WORK INSTRUCTIONS: In your copy, repeat the records exactly and leave out the pictures.

SOURCE DATA:
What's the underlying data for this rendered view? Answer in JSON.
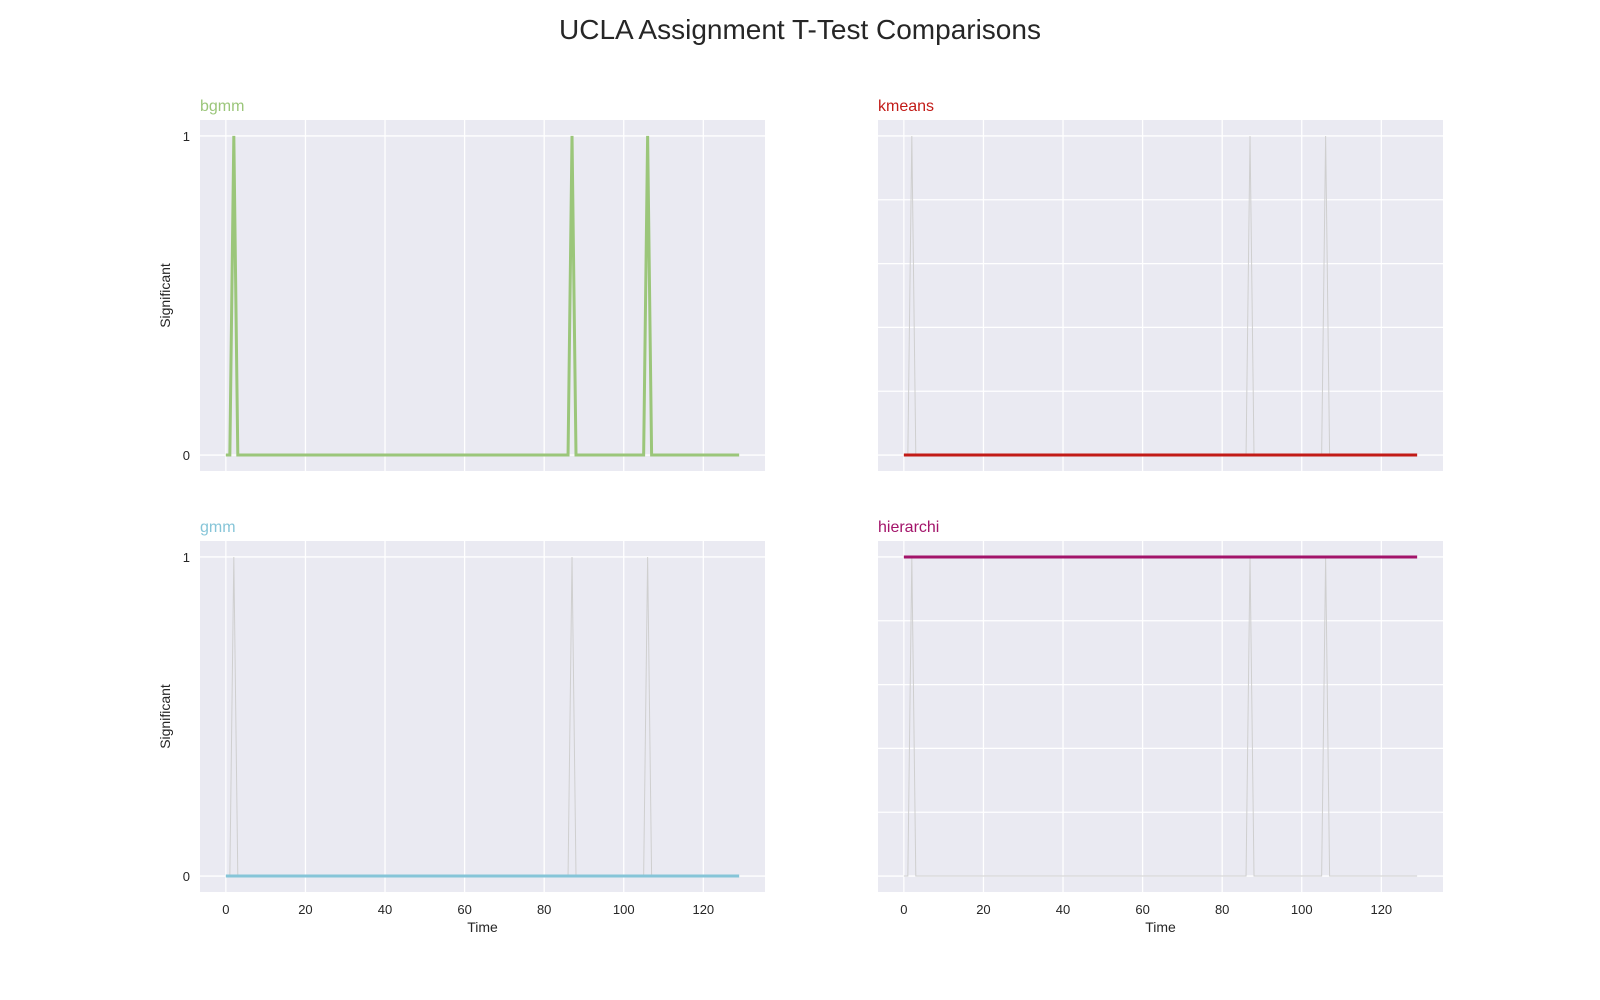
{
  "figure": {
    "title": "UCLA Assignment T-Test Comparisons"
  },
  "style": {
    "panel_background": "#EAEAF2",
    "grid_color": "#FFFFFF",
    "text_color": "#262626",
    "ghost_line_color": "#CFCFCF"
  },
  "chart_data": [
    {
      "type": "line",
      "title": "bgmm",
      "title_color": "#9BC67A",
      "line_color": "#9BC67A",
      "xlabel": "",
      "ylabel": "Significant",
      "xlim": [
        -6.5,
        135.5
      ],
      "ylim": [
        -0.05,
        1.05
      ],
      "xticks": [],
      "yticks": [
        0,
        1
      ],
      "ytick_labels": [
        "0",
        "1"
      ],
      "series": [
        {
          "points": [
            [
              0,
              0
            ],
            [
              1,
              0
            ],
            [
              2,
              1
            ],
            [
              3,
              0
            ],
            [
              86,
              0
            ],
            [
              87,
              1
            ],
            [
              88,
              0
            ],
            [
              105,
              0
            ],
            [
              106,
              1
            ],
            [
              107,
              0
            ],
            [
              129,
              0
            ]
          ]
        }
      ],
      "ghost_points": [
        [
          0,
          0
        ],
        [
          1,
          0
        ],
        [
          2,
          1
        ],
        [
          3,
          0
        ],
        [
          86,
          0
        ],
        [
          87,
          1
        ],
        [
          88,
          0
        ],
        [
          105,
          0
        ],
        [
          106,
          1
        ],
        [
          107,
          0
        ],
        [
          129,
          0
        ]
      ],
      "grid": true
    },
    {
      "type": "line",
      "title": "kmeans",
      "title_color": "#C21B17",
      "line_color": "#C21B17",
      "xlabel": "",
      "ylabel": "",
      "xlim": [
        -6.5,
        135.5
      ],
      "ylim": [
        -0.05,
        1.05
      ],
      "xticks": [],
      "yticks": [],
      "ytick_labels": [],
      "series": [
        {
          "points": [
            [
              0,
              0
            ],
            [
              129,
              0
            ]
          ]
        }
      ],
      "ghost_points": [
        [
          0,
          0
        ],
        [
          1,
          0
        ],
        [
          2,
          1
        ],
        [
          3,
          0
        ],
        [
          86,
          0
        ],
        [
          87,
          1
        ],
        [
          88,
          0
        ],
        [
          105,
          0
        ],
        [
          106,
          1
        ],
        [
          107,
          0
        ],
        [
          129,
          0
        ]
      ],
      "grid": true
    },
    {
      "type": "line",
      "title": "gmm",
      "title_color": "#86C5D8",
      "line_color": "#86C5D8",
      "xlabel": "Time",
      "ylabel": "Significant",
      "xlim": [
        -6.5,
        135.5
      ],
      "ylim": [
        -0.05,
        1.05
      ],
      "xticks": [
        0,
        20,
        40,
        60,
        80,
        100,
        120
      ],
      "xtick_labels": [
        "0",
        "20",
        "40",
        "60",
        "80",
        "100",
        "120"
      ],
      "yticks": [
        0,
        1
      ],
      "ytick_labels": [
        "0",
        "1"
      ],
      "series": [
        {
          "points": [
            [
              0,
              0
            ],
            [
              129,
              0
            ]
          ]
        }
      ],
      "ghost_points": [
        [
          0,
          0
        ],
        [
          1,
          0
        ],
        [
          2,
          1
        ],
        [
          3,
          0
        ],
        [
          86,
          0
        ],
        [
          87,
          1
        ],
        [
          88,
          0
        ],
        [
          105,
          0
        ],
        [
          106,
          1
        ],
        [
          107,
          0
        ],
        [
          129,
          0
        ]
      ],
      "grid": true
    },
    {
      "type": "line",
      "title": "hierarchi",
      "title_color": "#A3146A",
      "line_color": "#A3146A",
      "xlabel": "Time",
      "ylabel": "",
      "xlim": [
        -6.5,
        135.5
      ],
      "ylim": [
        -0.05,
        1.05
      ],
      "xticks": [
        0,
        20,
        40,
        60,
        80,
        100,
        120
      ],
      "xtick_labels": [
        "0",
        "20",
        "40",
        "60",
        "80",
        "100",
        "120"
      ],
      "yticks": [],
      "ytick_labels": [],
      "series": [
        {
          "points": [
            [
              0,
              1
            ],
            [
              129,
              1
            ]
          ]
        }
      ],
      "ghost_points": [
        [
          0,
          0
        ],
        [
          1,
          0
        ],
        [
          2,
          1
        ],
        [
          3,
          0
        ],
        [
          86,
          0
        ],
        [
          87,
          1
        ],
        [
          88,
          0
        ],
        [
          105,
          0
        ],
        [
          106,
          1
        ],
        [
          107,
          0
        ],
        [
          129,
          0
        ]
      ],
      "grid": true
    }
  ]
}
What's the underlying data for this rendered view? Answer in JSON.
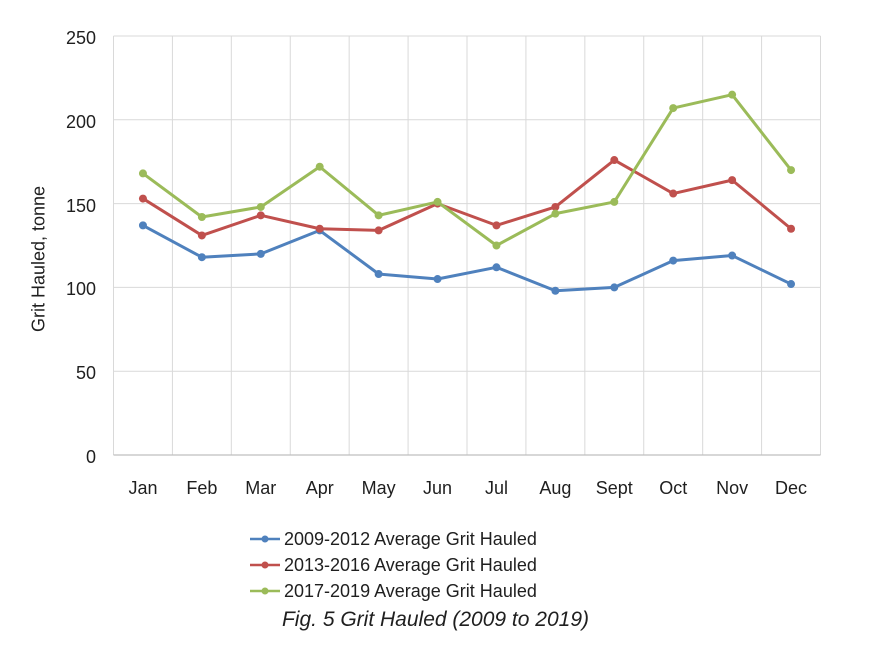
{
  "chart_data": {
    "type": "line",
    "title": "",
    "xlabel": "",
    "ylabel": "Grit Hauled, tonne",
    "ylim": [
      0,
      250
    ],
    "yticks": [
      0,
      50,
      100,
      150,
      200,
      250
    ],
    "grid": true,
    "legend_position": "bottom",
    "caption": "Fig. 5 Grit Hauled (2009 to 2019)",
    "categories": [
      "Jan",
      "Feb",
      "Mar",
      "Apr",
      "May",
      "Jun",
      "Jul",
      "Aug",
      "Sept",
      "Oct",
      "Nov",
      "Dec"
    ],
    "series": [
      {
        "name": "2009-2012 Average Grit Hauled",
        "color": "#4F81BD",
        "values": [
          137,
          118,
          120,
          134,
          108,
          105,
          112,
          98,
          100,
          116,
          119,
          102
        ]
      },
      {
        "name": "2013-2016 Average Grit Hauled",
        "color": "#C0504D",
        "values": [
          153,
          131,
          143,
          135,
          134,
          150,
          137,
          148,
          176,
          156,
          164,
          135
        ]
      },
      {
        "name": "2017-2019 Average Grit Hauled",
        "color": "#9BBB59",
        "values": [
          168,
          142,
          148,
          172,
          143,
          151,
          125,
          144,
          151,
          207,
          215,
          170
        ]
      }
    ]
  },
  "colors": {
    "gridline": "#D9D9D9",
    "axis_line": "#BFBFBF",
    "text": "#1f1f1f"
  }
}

WRITTEN RESPONSE:
What's the underlying data for this rendered view? Answer in JSON.
{
  "figure": {
    "title": "UCLA Assignment T-Test Comparisons"
  },
  "style": {
    "panel_background": "#EAEAF2",
    "grid_color": "#FFFFFF",
    "text_color": "#262626",
    "ghost_line_color": "#CFCFCF"
  },
  "chart_data": [
    {
      "type": "line",
      "title": "bgmm",
      "title_color": "#9BC67A",
      "line_color": "#9BC67A",
      "xlabel": "",
      "ylabel": "Significant",
      "xlim": [
        -6.5,
        135.5
      ],
      "ylim": [
        -0.05,
        1.05
      ],
      "xticks": [],
      "yticks": [
        0,
        1
      ],
      "ytick_labels": [
        "0",
        "1"
      ],
      "series": [
        {
          "points": [
            [
              0,
              0
            ],
            [
              1,
              0
            ],
            [
              2,
              1
            ],
            [
              3,
              0
            ],
            [
              86,
              0
            ],
            [
              87,
              1
            ],
            [
              88,
              0
            ],
            [
              105,
              0
            ],
            [
              106,
              1
            ],
            [
              107,
              0
            ],
            [
              129,
              0
            ]
          ]
        }
      ],
      "ghost_points": [
        [
          0,
          0
        ],
        [
          1,
          0
        ],
        [
          2,
          1
        ],
        [
          3,
          0
        ],
        [
          86,
          0
        ],
        [
          87,
          1
        ],
        [
          88,
          0
        ],
        [
          105,
          0
        ],
        [
          106,
          1
        ],
        [
          107,
          0
        ],
        [
          129,
          0
        ]
      ],
      "grid": true
    },
    {
      "type": "line",
      "title": "kmeans",
      "title_color": "#C21B17",
      "line_color": "#C21B17",
      "xlabel": "",
      "ylabel": "",
      "xlim": [
        -6.5,
        135.5
      ],
      "ylim": [
        -0.05,
        1.05
      ],
      "xticks": [],
      "yticks": [],
      "ytick_labels": [],
      "series": [
        {
          "points": [
            [
              0,
              0
            ],
            [
              129,
              0
            ]
          ]
        }
      ],
      "ghost_points": [
        [
          0,
          0
        ],
        [
          1,
          0
        ],
        [
          2,
          1
        ],
        [
          3,
          0
        ],
        [
          86,
          0
        ],
        [
          87,
          1
        ],
        [
          88,
          0
        ],
        [
          105,
          0
        ],
        [
          106,
          1
        ],
        [
          107,
          0
        ],
        [
          129,
          0
        ]
      ],
      "grid": true
    },
    {
      "type": "line",
      "title": "gmm",
      "title_color": "#86C5D8",
      "line_color": "#86C5D8",
      "xlabel": "Time",
      "ylabel": "Significant",
      "xlim": [
        -6.5,
        135.5
      ],
      "ylim": [
        -0.05,
        1.05
      ],
      "xticks": [
        0,
        20,
        40,
        60,
        80,
        100,
        120
      ],
      "xtick_labels": [
        "0",
        "20",
        "40",
        "60",
        "80",
        "100",
        "120"
      ],
      "yticks": [
        0,
        1
      ],
      "ytick_labels": [
        "0",
        "1"
      ],
      "series": [
        {
          "points": [
            [
              0,
              0
            ],
            [
              129,
              0
            ]
          ]
        }
      ],
      "ghost_points": [
        [
          0,
          0
        ],
        [
          1,
          0
        ],
        [
          2,
          1
        ],
        [
          3,
          0
        ],
        [
          86,
          0
        ],
        [
          87,
          1
        ],
        [
          88,
          0
        ],
        [
          105,
          0
        ],
        [
          106,
          1
        ],
        [
          107,
          0
        ],
        [
          129,
          0
        ]
      ],
      "grid": true
    },
    {
      "type": "line",
      "title": "hierarchi",
      "title_color": "#A3146A",
      "line_color": "#A3146A",
      "xlabel": "Time",
      "ylabel": "",
      "xlim": [
        -6.5,
        135.5
      ],
      "ylim": [
        -0.05,
        1.05
      ],
      "xticks": [
        0,
        20,
        40,
        60,
        80,
        100,
        120
      ],
      "xtick_labels": [
        "0",
        "20",
        "40",
        "60",
        "80",
        "100",
        "120"
      ],
      "yticks": [],
      "ytick_labels": [],
      "series": [
        {
          "points": [
            [
              0,
              1
            ],
            [
              129,
              1
            ]
          ]
        }
      ],
      "ghost_points": [
        [
          0,
          0
        ],
        [
          1,
          0
        ],
        [
          2,
          1
        ],
        [
          3,
          0
        ],
        [
          86,
          0
        ],
        [
          87,
          1
        ],
        [
          88,
          0
        ],
        [
          105,
          0
        ],
        [
          106,
          1
        ],
        [
          107,
          0
        ],
        [
          129,
          0
        ]
      ],
      "grid": true
    }
  ]
}
What's the underlying data for this rendered view? Answer in JSON.
{
  "chart_data": {
    "type": "line",
    "title": "",
    "xlabel": "",
    "ylabel": "Grit Hauled, tonne",
    "ylim": [
      0,
      250
    ],
    "yticks": [
      0,
      50,
      100,
      150,
      200,
      250
    ],
    "grid": true,
    "legend_position": "bottom",
    "caption": "Fig. 5 Grit Hauled (2009 to 2019)",
    "categories": [
      "Jan",
      "Feb",
      "Mar",
      "Apr",
      "May",
      "Jun",
      "Jul",
      "Aug",
      "Sept",
      "Oct",
      "Nov",
      "Dec"
    ],
    "series": [
      {
        "name": "2009-2012 Average Grit Hauled",
        "color": "#4F81BD",
        "values": [
          137,
          118,
          120,
          134,
          108,
          105,
          112,
          98,
          100,
          116,
          119,
          102
        ]
      },
      {
        "name": "2013-2016 Average Grit Hauled",
        "color": "#C0504D",
        "values": [
          153,
          131,
          143,
          135,
          134,
          150,
          137,
          148,
          176,
          156,
          164,
          135
        ]
      },
      {
        "name": "2017-2019 Average Grit Hauled",
        "color": "#9BBB59",
        "values": [
          168,
          142,
          148,
          172,
          143,
          151,
          125,
          144,
          151,
          207,
          215,
          170
        ]
      }
    ]
  },
  "colors": {
    "gridline": "#D9D9D9",
    "axis_line": "#BFBFBF",
    "text": "#1f1f1f"
  }
}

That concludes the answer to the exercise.